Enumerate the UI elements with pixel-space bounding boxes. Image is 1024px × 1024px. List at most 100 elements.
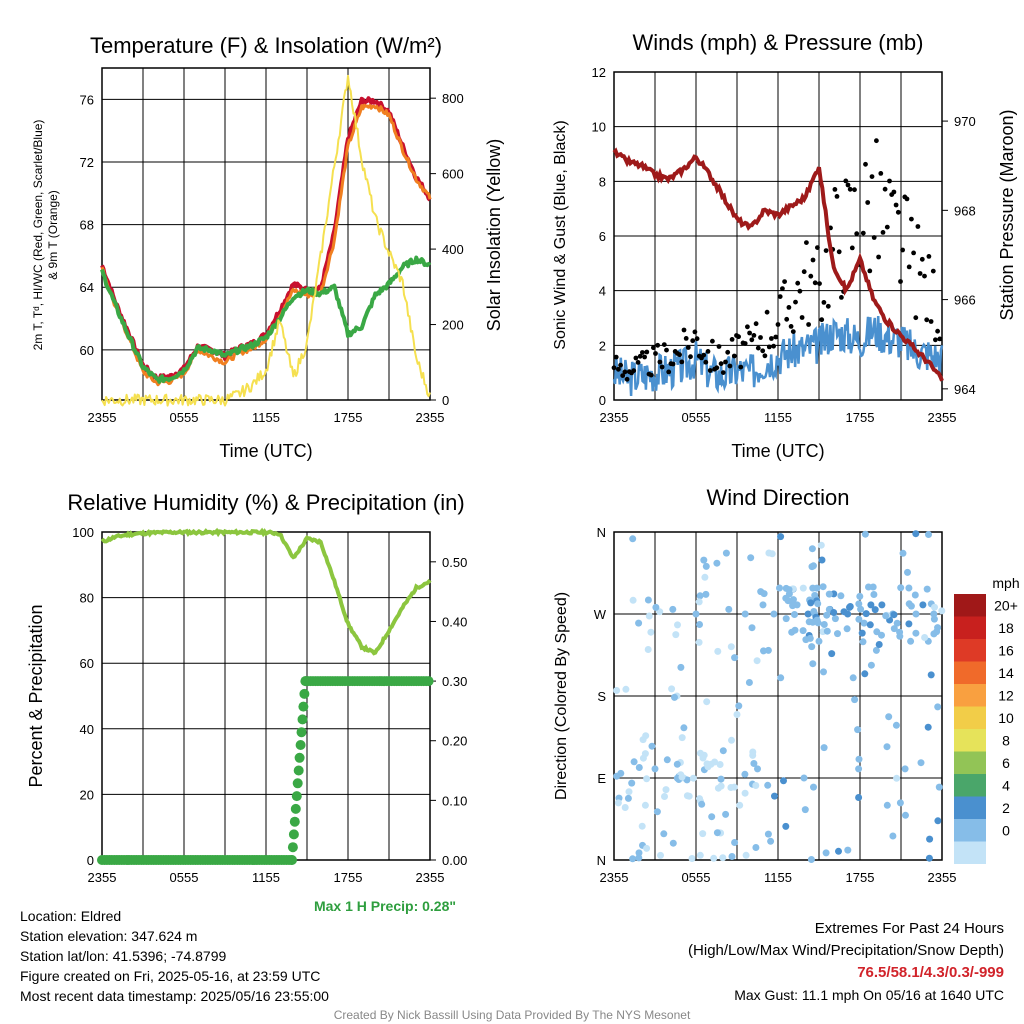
- gust-point: [716, 344, 722, 349]
- gust-point: [839, 295, 844, 300]
- gust-point: [701, 352, 707, 358]
- wdir-point: [844, 846, 852, 854]
- gust-point: [692, 329, 698, 335]
- gust-point: [688, 354, 693, 360]
- wdir-point: [736, 801, 744, 809]
- wdir-point: [930, 630, 938, 638]
- gust-point: [884, 224, 890, 230]
- wdir-point: [648, 742, 656, 750]
- rh-series-relative-humidity: [100, 527, 432, 656]
- precip-point: [287, 855, 297, 865]
- wdir-point: [635, 849, 643, 857]
- gust-point: [834, 194, 840, 199]
- legend-label: 4: [1002, 778, 1010, 794]
- rh-xtick-label: 0555: [170, 870, 199, 885]
- wind-panel-title: Winds (mph) & Pressure (mb): [633, 30, 924, 55]
- temp-ytick-label: 68: [80, 218, 94, 233]
- wdir-point: [771, 792, 778, 800]
- wdir-point: [849, 674, 857, 682]
- legend-label: 18: [998, 620, 1014, 636]
- wdir-point: [652, 603, 660, 611]
- gust-point: [642, 354, 647, 360]
- wdir-point: [741, 789, 749, 797]
- gust-point: [784, 316, 790, 322]
- credit-text: Created By Nick Bassill Using Data Provi…: [334, 1008, 691, 1022]
- wdir-point: [764, 781, 772, 789]
- wdir-point: [635, 764, 643, 771]
- gust-point: [657, 359, 663, 365]
- wdir-point: [808, 545, 816, 553]
- wdir-point: [919, 601, 927, 609]
- legend-swatch: [954, 639, 986, 662]
- gust-point: [933, 337, 938, 343]
- gust-point: [655, 342, 661, 348]
- gust-point: [799, 315, 805, 320]
- gust-point: [915, 224, 921, 229]
- wdir-point: [807, 599, 815, 607]
- gust-point: [661, 342, 667, 347]
- station-latlon: Station lat/lon: 41.5396; -74.8799: [20, 948, 227, 964]
- wdir-point: [810, 783, 817, 791]
- wdir-point: [695, 638, 703, 646]
- wdir-point: [617, 769, 625, 777]
- wdir-point: [629, 596, 637, 604]
- precip-point: [296, 727, 307, 738]
- gust-point: [906, 264, 912, 270]
- precip-point: [288, 829, 299, 840]
- wdir-xtick-label: 1755: [846, 870, 875, 885]
- wdir-point: [703, 698, 711, 706]
- gust-point: [904, 196, 910, 202]
- wdir-point: [747, 554, 755, 562]
- wdir-point: [722, 810, 730, 818]
- wdir-point: [872, 646, 880, 654]
- rh-plot: 0 20 40 60 80 100 0.00 0.10 0.20 0.30 0.40 0.50 2355…: [72, 525, 467, 885]
- wdir-point: [696, 749, 704, 757]
- gust-point: [742, 341, 748, 346]
- gust-point: [624, 376, 630, 382]
- wdir-point: [851, 696, 859, 704]
- wind-xtick-label: 1155: [764, 410, 792, 425]
- legend-swatch: [954, 751, 986, 774]
- gust-point: [845, 182, 851, 188]
- rh-y2tick-label: 0.10: [442, 793, 467, 808]
- gust-point: [917, 271, 923, 276]
- wdir-point: [735, 702, 743, 710]
- wind-ytick-label: 12: [592, 65, 606, 80]
- wdir-point: [629, 535, 637, 543]
- wdir-point: [678, 734, 686, 742]
- rh-y2tick-label: 0.20: [442, 734, 467, 749]
- wdir-point: [647, 628, 655, 636]
- wdir-point: [677, 663, 685, 671]
- gust-point: [637, 353, 643, 359]
- gust-point: [878, 171, 884, 176]
- legend-label: 20+: [994, 598, 1018, 614]
- gust-point: [723, 359, 728, 365]
- wdir-point: [753, 657, 761, 665]
- wdir-point: [716, 761, 724, 768]
- wdir-point: [752, 782, 760, 789]
- wdir-xtick-label: 0555: [682, 870, 711, 885]
- wdir-point: [625, 788, 633, 796]
- gust-point: [804, 240, 809, 246]
- gust-point: [631, 368, 637, 374]
- wdir-point: [780, 777, 787, 785]
- wdir-point: [754, 765, 761, 773]
- rh-y2tick-label: 0.50: [442, 555, 467, 570]
- gust-point: [825, 303, 831, 309]
- temp-series-td: [100, 255, 432, 384]
- wdir-point: [748, 624, 756, 632]
- rh-xtick-label: 1155: [252, 870, 280, 885]
- legend-label: 12: [998, 688, 1014, 704]
- wdir-point: [630, 758, 638, 766]
- rh-ylabel: Percent & Precipitation: [26, 604, 46, 787]
- wdir-point: [923, 585, 931, 593]
- wdir-point: [731, 654, 739, 662]
- wdir-ytick-label: N: [597, 525, 606, 540]
- wdir-point: [861, 530, 869, 538]
- gust-point: [694, 336, 700, 342]
- wdir-point: [912, 629, 920, 637]
- gust-point: [773, 334, 779, 340]
- gust-point: [664, 347, 669, 353]
- wdir-point: [867, 601, 875, 609]
- gust-point: [707, 368, 713, 373]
::::
Please tally the lines in the entries above that contain the string "xtick", and reply with the number alone.

EXPECTED ANSWER »
5